What the task requires — Each entry below must be repeated word for word.

Records provided —

»»

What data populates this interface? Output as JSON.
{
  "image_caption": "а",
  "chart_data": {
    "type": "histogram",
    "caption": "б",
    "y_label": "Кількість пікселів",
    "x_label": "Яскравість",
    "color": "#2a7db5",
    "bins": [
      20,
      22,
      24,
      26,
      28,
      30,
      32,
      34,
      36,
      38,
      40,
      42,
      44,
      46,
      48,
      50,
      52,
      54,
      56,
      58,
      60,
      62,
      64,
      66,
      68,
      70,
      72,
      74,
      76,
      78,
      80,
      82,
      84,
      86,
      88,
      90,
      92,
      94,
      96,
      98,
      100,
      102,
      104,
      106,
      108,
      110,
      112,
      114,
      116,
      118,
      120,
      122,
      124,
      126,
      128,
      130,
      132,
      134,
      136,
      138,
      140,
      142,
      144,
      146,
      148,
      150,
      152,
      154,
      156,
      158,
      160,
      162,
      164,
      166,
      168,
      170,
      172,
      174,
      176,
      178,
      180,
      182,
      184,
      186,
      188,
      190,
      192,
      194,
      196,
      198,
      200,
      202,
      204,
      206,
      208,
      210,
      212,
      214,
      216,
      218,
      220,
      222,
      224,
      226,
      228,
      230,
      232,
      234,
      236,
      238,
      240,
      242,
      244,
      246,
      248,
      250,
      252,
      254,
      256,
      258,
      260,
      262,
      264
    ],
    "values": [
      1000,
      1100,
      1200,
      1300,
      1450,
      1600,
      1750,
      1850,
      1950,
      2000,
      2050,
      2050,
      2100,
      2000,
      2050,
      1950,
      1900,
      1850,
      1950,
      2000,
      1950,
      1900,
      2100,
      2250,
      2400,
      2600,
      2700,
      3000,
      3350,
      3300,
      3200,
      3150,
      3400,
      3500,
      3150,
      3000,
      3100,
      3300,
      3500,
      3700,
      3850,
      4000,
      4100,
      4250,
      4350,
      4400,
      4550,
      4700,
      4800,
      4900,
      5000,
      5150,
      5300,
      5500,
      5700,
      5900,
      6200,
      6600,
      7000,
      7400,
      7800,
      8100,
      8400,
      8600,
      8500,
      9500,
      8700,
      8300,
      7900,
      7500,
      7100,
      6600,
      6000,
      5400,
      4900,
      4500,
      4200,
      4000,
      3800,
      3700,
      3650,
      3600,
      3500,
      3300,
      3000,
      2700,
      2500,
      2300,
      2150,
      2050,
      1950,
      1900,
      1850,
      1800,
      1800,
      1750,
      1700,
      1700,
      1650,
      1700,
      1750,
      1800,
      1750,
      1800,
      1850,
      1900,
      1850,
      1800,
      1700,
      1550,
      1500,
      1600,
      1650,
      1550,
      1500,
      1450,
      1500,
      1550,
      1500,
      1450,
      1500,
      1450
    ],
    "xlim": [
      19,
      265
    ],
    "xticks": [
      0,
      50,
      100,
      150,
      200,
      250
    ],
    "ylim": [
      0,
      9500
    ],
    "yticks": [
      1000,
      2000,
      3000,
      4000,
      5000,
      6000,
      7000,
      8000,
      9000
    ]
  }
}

««

Problem solution —
What data populates this interface? Output as JSON.
{
  "image_caption": "а",
  "chart_data": {
    "type": "histogram",
    "caption": "б",
    "y_label": "Кількість пікселів",
    "x_label": "Яскравість",
    "color": "#2a7db5",
    "bins": [
      20,
      22,
      24,
      26,
      28,
      30,
      32,
      34,
      36,
      38,
      40,
      42,
      44,
      46,
      48,
      50,
      52,
      54,
      56,
      58,
      60,
      62,
      64,
      66,
      68,
      70,
      72,
      74,
      76,
      78,
      80,
      82,
      84,
      86,
      88,
      90,
      92,
      94,
      96,
      98,
      100,
      102,
      104,
      106,
      108,
      110,
      112,
      114,
      116,
      118,
      120,
      122,
      124,
      126,
      128,
      130,
      132,
      134,
      136,
      138,
      140,
      142,
      144,
      146,
      148,
      150,
      152,
      154,
      156,
      158,
      160,
      162,
      164,
      166,
      168,
      170,
      172,
      174,
      176,
      178,
      180,
      182,
      184,
      186,
      188,
      190,
      192,
      194,
      196,
      198,
      200,
      202,
      204,
      206,
      208,
      210,
      212,
      214,
      216,
      218,
      220,
      222,
      224,
      226,
      228,
      230,
      232,
      234,
      236,
      238,
      240,
      242,
      244,
      246,
      248,
      250,
      252,
      254,
      256,
      258,
      260,
      262,
      264
    ],
    "values": [
      1000,
      1100,
      1200,
      1300,
      1450,
      1600,
      1750,
      1850,
      1950,
      2000,
      2050,
      2050,
      2100,
      2000,
      2050,
      1950,
      1900,
      1850,
      1950,
      2000,
      1950,
      1900,
      2100,
      2250,
      2400,
      2600,
      2700,
      3000,
      3350,
      3300,
      3200,
      3150,
      3400,
      3500,
      3150,
      3000,
      3100,
      3300,
      3500,
      3700,
      3850,
      4000,
      4100,
      4250,
      4350,
      4400,
      4550,
      4700,
      4800,
      4900,
      5000,
      5150,
      5300,
      5500,
      5700,
      5900,
      6200,
      6600,
      7000,
      7400,
      7800,
      8100,
      8400,
      8600,
      8500,
      9500,
      8700,
      8300,
      7900,
      7500,
      7100,
      6600,
      6000,
      5400,
      4900,
      4500,
      4200,
      4000,
      3800,
      3700,
      3650,
      3600,
      3500,
      3300,
      3000,
      2700,
      2500,
      2300,
      2150,
      2050,
      1950,
      1900,
      1850,
      1800,
      1800,
      1750,
      1700,
      1700,
      1650,
      1700,
      1750,
      1800,
      1750,
      1800,
      1850,
      1900,
      1850,
      1800,
      1700,
      1550,
      1500,
      1600,
      1650,
      1550,
      1500,
      1450,
      1500,
      1550,
      1500,
      1450,
      1500,
      1450
    ],
    "xlim": [
      19,
      265
    ],
    "xticks": [
      0,
      50,
      100,
      150,
      200,
      250
    ],
    "ylim": [
      0,
      9500
    ],
    "yticks": [
      1000,
      2000,
      3000,
      4000,
      5000,
      6000,
      7000,
      8000,
      9000
    ]
  }
}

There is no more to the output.